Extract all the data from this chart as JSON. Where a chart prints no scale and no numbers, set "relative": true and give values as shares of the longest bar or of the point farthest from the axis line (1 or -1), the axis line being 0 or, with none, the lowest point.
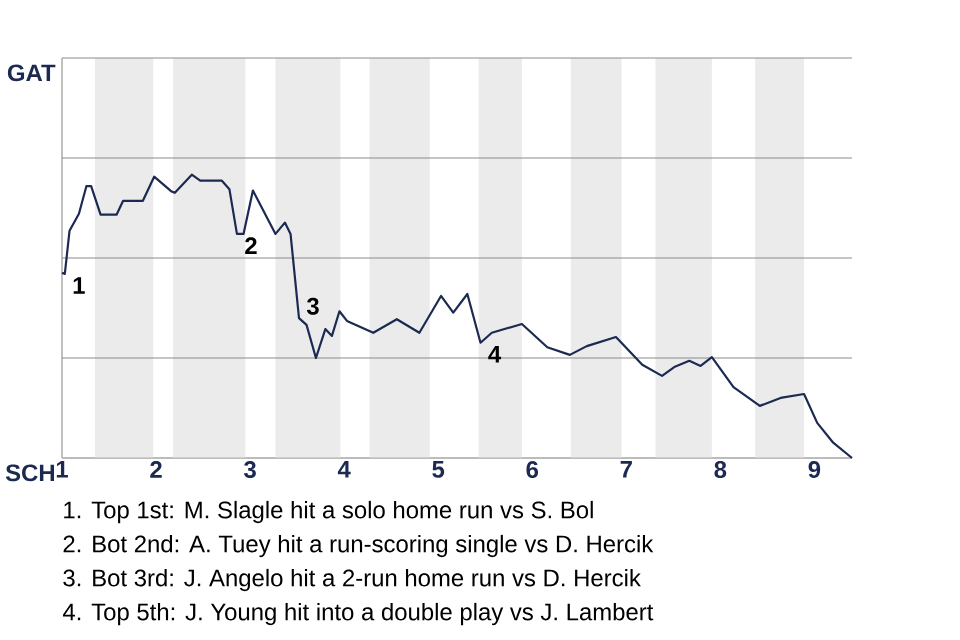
{
  "chart_data": {
    "type": "line",
    "relative": true,
    "x": [
      1,
      1.03,
      1.08,
      1.18,
      1.26,
      1.31,
      1.41,
      1.58,
      1.65,
      1.86,
      1.98,
      2.16,
      2.2,
      2.38,
      2.47,
      2.7,
      2.78,
      2.86,
      2.93,
      3.03,
      3.27,
      3.37,
      3.43,
      3.52,
      3.6,
      3.7,
      3.8,
      3.87,
      3.95,
      4.03,
      4.31,
      4.56,
      4.8,
      5.03,
      5.16,
      5.31,
      5.45,
      5.57,
      5.89,
      6.16,
      6.4,
      6.58,
      6.89,
      7.17,
      7.38,
      7.51,
      7.67,
      7.79,
      7.91,
      8.14,
      8.42,
      8.64,
      8.89,
      9.03,
      9.2,
      9.4
    ],
    "series": [
      {
        "color": "#1c2a52",
        "values": [
          0.654,
          0.65,
          0.802,
          0.862,
          0.96,
          0.96,
          0.859,
          0.859,
          0.908,
          0.908,
          0.993,
          0.942,
          0.936,
          1,
          0.979,
          0.979,
          0.949,
          0.791,
          0.791,
          0.944,
          0.791,
          0.831,
          0.791,
          0.494,
          0.47,
          0.353,
          0.455,
          0.431,
          0.518,
          0.484,
          0.442,
          0.49,
          0.442,
          0.572,
          0.513,
          0.579,
          0.407,
          0.442,
          0.473,
          0.391,
          0.364,
          0.395,
          0.427,
          0.329,
          0.29,
          0.321,
          0.343,
          0.325,
          0.356,
          0.25,
          0.184,
          0.212,
          0.226,
          0.124,
          0.054,
          0
        ]
      }
    ],
    "xlim": [
      1,
      9.4
    ],
    "xticks": [
      1,
      2,
      3,
      4,
      5,
      6,
      7,
      8,
      9
    ],
    "marker": "none",
    "line_style": "solid",
    "ref_lines": [
      {
        "axis": "y",
        "value": 0,
        "label": "SCH",
        "color": "#b4b4b4"
      },
      {
        "axis": "y",
        "value": 0.353,
        "color": "#8c8c8c"
      },
      {
        "axis": "y",
        "value": 0.706,
        "color": "#8c8c8c"
      },
      {
        "axis": "y",
        "value": 1.059,
        "color": "#8c8c8c"
      },
      {
        "axis": "y",
        "value": 1.412,
        "label": "GAT",
        "color": "#8c8c8c"
      }
    ],
    "bands": [
      {
        "axis": "x",
        "from": 1.35,
        "to": 1.97,
        "color": "#ebebeb"
      },
      {
        "axis": "x",
        "from": 2.18,
        "to": 2.95,
        "color": "#ebebeb"
      },
      {
        "axis": "x",
        "from": 3.27,
        "to": 3.96,
        "color": "#ebebeb"
      },
      {
        "axis": "x",
        "from": 4.27,
        "to": 4.91,
        "color": "#ebebeb"
      },
      {
        "axis": "x",
        "from": 5.43,
        "to": 5.89,
        "color": "#ebebeb"
      },
      {
        "axis": "x",
        "from": 6.41,
        "to": 6.95,
        "color": "#ebebeb"
      },
      {
        "axis": "x",
        "from": 7.31,
        "to": 7.91,
        "color": "#ebebeb"
      },
      {
        "axis": "x",
        "from": 8.37,
        "to": 8.89,
        "color": "#ebebeb"
      }
    ],
    "annotations": [
      {
        "text": "1",
        "x": 1.03,
        "y": 0.65
      },
      {
        "text": "2",
        "x": 2.86,
        "y": 0.791
      },
      {
        "text": "3",
        "x": 3.52,
        "y": 0.494
      },
      {
        "text": "4",
        "x": 5.45,
        "y": 0.407
      },
      "1. Top 1st: M. Slagle hit a solo home run vs S. Bol",
      "2. Bot 2nd: A. Tuey hit a run-scoring single vs D. Hercik",
      "3. Bot 3rd: J. Angelo hit a 2-run home run vs D. Hercik",
      "4. Top 5th: J. Young hit into a double play vs J. Lambert"
    ]
  }
}
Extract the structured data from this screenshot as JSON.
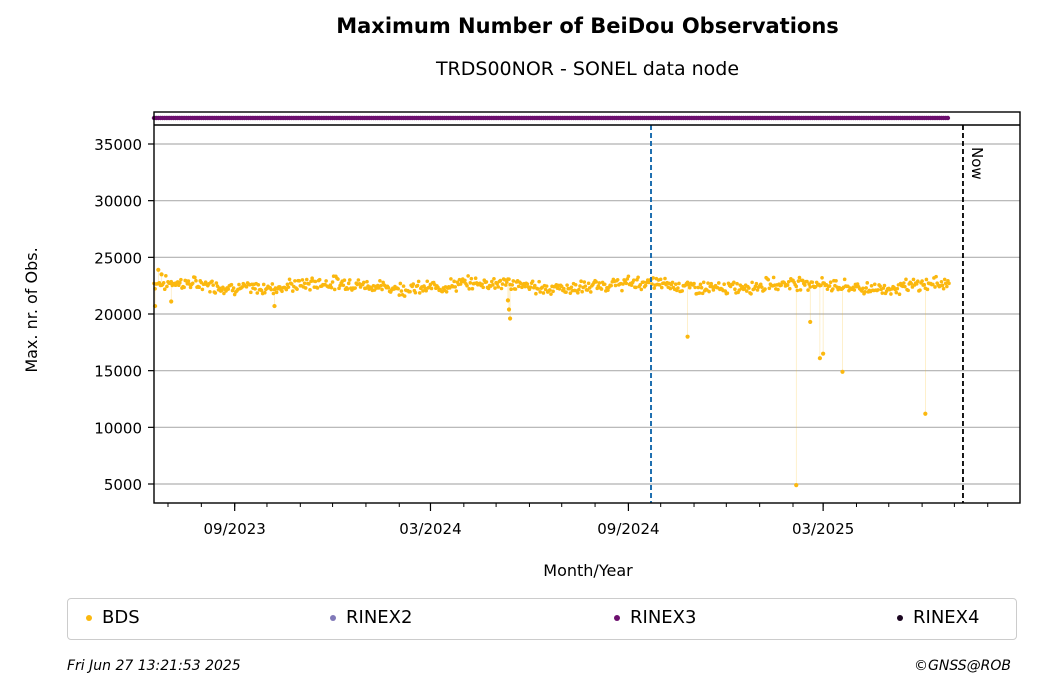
══════════════════════════════
= TASK PROMPT =
Look through the material and copy each line that has "this".

= PROBLEM SOLUTION =
Extract all the data from this chart as JSON. Where a chart prints no scale and no numbers, set "relative": true and give values as shares of the longest bar or of the point farthest from the axis line (1 or -1), the axis line being 0 or, with none, the lowest point.
Extract the structured data from this screenshot as JSON.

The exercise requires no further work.